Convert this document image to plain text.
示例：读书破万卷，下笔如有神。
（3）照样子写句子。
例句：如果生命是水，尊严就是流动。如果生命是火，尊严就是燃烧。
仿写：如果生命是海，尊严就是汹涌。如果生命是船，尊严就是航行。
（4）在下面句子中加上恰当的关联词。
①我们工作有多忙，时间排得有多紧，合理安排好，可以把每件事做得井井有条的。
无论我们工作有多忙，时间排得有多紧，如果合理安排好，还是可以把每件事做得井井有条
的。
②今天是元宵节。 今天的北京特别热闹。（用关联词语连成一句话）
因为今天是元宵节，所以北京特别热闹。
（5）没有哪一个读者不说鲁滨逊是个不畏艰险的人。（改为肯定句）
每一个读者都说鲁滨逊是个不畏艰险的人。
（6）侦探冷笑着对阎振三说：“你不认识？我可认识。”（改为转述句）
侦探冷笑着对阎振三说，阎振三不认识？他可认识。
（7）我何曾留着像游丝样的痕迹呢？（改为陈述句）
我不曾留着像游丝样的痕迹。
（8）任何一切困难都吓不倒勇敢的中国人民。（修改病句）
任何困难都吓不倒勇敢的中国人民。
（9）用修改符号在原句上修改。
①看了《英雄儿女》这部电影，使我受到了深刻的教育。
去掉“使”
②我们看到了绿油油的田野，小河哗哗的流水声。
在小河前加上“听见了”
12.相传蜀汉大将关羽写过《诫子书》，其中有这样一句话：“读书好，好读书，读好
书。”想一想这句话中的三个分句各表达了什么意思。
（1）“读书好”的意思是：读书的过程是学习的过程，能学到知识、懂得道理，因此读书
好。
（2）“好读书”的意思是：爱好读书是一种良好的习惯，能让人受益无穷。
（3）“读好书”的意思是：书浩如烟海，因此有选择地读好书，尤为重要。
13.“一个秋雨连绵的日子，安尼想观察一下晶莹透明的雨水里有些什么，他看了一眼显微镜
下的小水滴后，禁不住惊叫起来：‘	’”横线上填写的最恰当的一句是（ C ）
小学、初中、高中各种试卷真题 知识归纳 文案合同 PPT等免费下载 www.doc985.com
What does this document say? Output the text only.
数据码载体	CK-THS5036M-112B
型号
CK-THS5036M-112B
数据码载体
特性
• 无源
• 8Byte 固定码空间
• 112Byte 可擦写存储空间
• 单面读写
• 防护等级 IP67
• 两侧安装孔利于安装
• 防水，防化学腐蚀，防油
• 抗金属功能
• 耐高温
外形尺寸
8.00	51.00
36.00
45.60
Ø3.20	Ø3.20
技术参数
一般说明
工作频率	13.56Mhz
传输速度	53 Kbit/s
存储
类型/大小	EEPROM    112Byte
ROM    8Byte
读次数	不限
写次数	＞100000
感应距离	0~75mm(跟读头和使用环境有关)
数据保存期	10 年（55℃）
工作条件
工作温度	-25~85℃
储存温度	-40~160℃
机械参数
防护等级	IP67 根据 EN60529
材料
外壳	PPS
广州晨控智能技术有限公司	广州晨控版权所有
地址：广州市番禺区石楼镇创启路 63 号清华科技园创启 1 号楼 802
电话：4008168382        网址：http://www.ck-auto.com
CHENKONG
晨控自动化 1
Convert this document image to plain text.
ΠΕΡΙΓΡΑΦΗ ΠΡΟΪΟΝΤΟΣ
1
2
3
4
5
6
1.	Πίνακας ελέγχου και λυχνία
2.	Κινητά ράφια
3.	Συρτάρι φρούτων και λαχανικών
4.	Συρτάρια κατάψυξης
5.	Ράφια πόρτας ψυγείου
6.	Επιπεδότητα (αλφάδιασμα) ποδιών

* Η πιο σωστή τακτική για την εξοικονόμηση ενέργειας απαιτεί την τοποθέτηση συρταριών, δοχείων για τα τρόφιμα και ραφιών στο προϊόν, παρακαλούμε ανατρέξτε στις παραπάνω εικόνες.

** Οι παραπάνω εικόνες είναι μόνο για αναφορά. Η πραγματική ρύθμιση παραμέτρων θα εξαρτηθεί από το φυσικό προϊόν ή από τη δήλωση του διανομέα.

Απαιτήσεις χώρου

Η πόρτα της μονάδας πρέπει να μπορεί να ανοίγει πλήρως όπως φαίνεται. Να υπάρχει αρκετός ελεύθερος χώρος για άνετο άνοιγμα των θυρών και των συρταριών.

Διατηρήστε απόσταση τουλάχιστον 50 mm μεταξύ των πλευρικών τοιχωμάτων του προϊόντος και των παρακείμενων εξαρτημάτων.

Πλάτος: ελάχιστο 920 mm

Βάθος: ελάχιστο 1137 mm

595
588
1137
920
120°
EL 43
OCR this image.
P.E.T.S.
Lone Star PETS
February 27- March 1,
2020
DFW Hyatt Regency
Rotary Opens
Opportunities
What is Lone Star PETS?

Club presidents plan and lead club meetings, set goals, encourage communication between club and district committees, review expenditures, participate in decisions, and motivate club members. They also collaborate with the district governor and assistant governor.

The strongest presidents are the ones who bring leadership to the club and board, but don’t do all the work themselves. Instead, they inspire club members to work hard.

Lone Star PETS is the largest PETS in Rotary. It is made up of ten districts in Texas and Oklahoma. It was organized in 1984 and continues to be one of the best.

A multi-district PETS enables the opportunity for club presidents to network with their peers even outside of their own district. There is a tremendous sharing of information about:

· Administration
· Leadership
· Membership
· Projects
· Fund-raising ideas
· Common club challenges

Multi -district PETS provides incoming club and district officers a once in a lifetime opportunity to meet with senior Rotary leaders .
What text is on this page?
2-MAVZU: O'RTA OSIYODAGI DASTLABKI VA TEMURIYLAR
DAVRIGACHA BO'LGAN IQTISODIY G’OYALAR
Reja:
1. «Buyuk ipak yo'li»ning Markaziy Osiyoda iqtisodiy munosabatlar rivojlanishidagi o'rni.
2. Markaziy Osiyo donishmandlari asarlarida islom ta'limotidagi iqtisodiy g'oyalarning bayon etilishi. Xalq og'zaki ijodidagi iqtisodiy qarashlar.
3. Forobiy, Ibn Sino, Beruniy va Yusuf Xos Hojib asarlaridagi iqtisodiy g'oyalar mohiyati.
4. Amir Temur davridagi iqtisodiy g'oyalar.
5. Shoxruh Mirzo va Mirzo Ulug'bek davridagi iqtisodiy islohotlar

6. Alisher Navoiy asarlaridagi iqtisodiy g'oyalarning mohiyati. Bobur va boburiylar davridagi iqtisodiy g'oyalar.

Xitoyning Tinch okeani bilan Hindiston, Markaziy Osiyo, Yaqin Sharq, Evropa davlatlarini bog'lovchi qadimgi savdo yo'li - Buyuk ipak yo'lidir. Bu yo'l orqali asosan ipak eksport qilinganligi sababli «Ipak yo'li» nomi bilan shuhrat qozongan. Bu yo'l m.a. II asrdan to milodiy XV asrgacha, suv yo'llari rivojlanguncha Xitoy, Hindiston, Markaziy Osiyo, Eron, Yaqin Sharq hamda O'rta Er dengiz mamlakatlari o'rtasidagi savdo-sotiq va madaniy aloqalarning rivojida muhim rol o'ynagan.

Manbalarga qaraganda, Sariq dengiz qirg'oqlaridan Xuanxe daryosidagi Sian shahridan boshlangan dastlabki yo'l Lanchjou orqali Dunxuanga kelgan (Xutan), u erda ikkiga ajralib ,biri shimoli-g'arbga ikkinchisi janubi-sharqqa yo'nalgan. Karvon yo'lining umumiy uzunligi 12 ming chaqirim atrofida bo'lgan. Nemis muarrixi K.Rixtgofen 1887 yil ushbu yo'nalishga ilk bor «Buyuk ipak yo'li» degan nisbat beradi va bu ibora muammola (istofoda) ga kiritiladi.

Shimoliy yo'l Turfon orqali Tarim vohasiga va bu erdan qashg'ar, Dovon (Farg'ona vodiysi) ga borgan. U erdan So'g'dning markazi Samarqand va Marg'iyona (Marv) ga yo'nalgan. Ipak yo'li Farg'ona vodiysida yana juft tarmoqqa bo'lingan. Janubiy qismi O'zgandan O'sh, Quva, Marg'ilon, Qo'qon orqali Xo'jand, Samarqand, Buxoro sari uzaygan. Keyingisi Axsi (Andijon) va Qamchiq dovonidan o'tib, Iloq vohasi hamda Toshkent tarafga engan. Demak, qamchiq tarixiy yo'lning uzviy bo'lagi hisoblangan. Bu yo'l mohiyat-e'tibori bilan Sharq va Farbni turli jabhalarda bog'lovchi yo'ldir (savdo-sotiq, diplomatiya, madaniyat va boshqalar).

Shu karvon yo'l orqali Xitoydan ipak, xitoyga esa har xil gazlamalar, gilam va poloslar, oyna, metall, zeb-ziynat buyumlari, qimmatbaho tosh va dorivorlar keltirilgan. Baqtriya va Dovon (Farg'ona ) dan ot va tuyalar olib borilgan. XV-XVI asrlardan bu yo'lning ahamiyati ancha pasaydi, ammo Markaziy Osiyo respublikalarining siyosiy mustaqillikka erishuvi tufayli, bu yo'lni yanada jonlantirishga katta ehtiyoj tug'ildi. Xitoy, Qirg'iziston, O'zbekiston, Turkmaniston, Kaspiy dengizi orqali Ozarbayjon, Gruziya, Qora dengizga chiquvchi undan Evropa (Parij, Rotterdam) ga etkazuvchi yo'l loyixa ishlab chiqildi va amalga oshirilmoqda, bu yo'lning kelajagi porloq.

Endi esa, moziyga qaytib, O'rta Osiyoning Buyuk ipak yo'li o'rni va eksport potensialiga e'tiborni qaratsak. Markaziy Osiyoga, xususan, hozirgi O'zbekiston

# Exercise:
Scan the listing above and copy all lines containing the word "bilan".

# Output of the task:
Xitoyning Tinch okeani bilan Hindiston, Markaziy Osiyo, Yaqin Sharq, Evropa davlatlarini bog'lovchi qadimgi savdo yo'li - Buyuk ipak yo'lidir. Bu yo'l orqali asosan ipak eksport qilinganligi sababli «Ipak yo'li» nomi bilan shuhrat qozongan. Bu yo'l m.a. II asrdan to milodiy XV asrgacha, suv yo'llari rivojlanguncha Xitoy, Hindiston, Markaziy Osiyo, Eron, Yaqin Sharq hamda O'rta Er dengiz mamlakatlari o'rtasidagi savdo-sotiq va madaniy aloqalarning rivojida muhim rol o'ynagan.
Shimoliy yo'l Turfon orqali Tarim vohasiga va bu erdan qashg'ar, Dovon (Farg'ona vodiysi) ga borgan. U erdan So'g'dning markazi Samarqand va Marg'iyona (Marv) ga yo'nalgan. Ipak yo'li Farg'ona vodiysida yana juft tarmoqqa bo'lingan. Janubiy qismi O'zgandan O'sh, Quva, Marg'ilon, Qo'qon orqali Xo'jand, Samarqand, Buxoro sari uzaygan. Keyingisi Axsi (Andijon) va Qamchiq dovonidan o'tib, Iloq vohasi hamda Toshkent tarafga engan. Demak, qamchiq tarixiy yo'lning uzviy bo'lagi hisoblangan. Bu yo'l mohiyat-e'tibori bilan Sharq va Farbni turli jabhalarda bog'lovchi yo'ldir (savdo-sotiq, diplomatiya, madaniyat va boshqalar).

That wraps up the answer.